§ **Required work**
[1] Answer these questions about the newsletter excerpt:
(a) How much did the Old Village Association contribute to the Town of Chatham?
(b) What is the new group within the association's ranks called?
(c) What is the feature introduced in this issue called?
[2] Reproduce the listing from its first line through the line containing "Point: [109, 117, 124, 122]", with both of those lines included.

§ **Reading passage**

This issue is filled with activities and events past, present and future. What suffuses the whole is the idea of being good neighbors. Lately, we've been experiencing changes in our neighborhood. Some will create new dwellings, and ultimately welcome new neighbors; some will return parts of our landscape to what it once was, allowing us to further enjoy our bit of sand and sea.   


There's also been talk lately about what constitutes being a good neighbor: not letting overly-exuberant kids run around in the neighbor's yard (guilty), helping out people in need, designing architecture that adds to our neighborhood, being mindful of others during construction, and assessing proposed bylaw changes. All of these actions create a rich and ever-changing tableau, both social and physical.


This issue also introduces "Preservationist Toolbox", a feature we hope will deliver timely, practical ideas to your digital doorstep. We're excited to bring you this initial crop of information, culled with the help of the National Trust's Digital and New Media department. We're grateful to our contributors, Ted Keon, John Whelan, Mary Ann Gray and the many members who add to our Village News.  Happy summer!


Jennifer Longworth, Editor 

President's Letter

Oh the Times, They are A-Changing ... and in the Old Village we certainly are seeing signs of change. Some are good, some are not so good. I'll let you decide which are which! But the newest and most exciting change is the founding of a new group within our ranks ... the Village Kids! This is an ever-changing group of youngsters who have ties to the Old Village - through grandparents, parents, friends, friends of friends.  


The kick-off for the group will be the Kids for Food project. See the story below. Hopefully this will be the beginning of welcoming young people to share the joy of being connected to one of the loveliest spots in town! And as these young people and their peers grow up we hope they will honor the traditions and philosophies of the OVA - that is to quote our Article of Organization, "to preserve and protect the historic nature and architectural beauty and integrity of the Old Village area".  


~ Nancy Koerner, President
Water Street Town Landing
water st view     water street landing

Water Street Town Landing, a work in progress

Chatham's Director of Coastal resources, Ted Keon, brings us this update on the reinstatement of the Water Street Town Landing, for which he is providing leadership: 


In honor of the town's 300th Birthday celebration, the Old Village Association has contributed $8,500 to the Town of Chatham to fund an invasive vegetation removal project at the town landing at the eastern end of Water Street.  As many will recall, this landing once provided public access to the beach and offered a lovely view overlooking Chatham Harbor and the ocean.  After the inlet formation in 1987, access to the shore at this and other landings along Chatham Harbor were essentially lost following the extensive erosion and construction of revetments.  Water Street landing then subsequently became a spot solely for scenic viewing.    Vistas from the landing have become impaired in recent years due to the uncontrolled growth of non-native vegetation at the top of the coastal bank.  The project will remove the non-native vegetation and then re-plant with native plant species more suitable for this type of coastal environment.  Once completed it will also serve as an example of this type of restoration for other locations along the shoreline.  The Conservation Commission has already approved the project and the work is scheduled to begin this winter and spring with minor follow-up maintenance for the next couple of years.

§ **Excerpted data**
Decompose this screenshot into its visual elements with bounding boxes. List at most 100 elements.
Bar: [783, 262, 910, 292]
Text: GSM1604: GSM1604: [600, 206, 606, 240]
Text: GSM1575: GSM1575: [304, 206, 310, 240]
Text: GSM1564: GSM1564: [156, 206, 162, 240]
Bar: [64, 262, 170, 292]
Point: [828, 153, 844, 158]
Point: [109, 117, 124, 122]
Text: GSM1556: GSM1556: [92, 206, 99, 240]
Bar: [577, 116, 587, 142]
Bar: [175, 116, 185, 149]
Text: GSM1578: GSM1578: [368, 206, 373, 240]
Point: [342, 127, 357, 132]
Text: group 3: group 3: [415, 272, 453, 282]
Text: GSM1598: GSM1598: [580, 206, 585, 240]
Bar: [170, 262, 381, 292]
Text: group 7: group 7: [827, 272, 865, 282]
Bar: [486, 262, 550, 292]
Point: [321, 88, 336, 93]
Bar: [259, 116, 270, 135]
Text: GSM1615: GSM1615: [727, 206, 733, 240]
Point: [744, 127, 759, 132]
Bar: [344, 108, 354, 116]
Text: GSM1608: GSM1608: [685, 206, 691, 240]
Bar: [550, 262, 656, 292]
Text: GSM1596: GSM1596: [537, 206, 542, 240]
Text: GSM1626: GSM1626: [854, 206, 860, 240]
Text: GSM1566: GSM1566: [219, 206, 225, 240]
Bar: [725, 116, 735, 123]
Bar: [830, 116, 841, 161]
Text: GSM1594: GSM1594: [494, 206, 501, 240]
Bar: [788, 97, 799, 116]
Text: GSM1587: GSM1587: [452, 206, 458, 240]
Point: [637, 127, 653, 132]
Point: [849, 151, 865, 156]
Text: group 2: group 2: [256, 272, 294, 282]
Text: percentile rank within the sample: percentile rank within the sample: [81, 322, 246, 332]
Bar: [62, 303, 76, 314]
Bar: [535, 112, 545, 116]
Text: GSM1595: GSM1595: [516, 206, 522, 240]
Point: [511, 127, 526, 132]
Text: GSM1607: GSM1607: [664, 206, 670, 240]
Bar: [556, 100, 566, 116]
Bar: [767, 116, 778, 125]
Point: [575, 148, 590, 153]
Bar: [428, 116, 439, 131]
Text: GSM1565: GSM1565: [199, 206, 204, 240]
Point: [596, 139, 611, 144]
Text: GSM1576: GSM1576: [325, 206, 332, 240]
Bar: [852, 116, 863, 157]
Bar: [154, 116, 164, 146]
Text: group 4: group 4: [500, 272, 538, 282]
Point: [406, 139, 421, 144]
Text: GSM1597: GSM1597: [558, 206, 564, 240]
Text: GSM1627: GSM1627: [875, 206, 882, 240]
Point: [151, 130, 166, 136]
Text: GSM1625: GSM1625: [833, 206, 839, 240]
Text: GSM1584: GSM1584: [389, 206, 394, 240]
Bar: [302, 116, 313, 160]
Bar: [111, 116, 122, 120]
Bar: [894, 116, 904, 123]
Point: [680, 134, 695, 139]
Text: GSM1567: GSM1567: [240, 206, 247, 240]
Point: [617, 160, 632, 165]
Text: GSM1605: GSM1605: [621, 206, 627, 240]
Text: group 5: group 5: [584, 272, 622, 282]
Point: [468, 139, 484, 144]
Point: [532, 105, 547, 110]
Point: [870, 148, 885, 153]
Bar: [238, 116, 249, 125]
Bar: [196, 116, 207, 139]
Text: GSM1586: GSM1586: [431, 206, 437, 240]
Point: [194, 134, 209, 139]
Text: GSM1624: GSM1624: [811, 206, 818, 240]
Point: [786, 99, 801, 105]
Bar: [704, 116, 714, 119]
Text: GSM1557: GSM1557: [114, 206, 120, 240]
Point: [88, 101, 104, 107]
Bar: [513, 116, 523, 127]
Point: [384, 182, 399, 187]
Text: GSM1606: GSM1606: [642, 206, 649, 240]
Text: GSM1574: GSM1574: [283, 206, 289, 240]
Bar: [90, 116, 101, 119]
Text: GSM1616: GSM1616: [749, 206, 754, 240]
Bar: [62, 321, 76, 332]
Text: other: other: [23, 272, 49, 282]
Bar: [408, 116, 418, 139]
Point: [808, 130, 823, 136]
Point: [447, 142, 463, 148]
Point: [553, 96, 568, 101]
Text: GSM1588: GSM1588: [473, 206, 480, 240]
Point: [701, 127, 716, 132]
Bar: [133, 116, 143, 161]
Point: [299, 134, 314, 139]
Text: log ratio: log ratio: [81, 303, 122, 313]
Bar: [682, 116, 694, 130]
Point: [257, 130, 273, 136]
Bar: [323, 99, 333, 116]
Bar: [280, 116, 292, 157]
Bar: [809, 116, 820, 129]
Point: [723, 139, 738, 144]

§ **Solutions to each task**
[1]
(a) $8,500
(b) The Village Kids
(c) "Preservationist Toolbox"

[2]
Decompose this screenshot into its visual elements with bounding boxes. List at most 100 elements.
Bar: [783, 262, 910, 292]
Text: GSM1604: GSM1604: [600, 206, 606, 240]
Text: GSM1575: GSM1575: [304, 206, 310, 240]
Text: GSM1564: GSM1564: [156, 206, 162, 240]
Bar: [64, 262, 170, 292]
Point: [828, 153, 844, 158]
Point: [109, 117, 124, 122]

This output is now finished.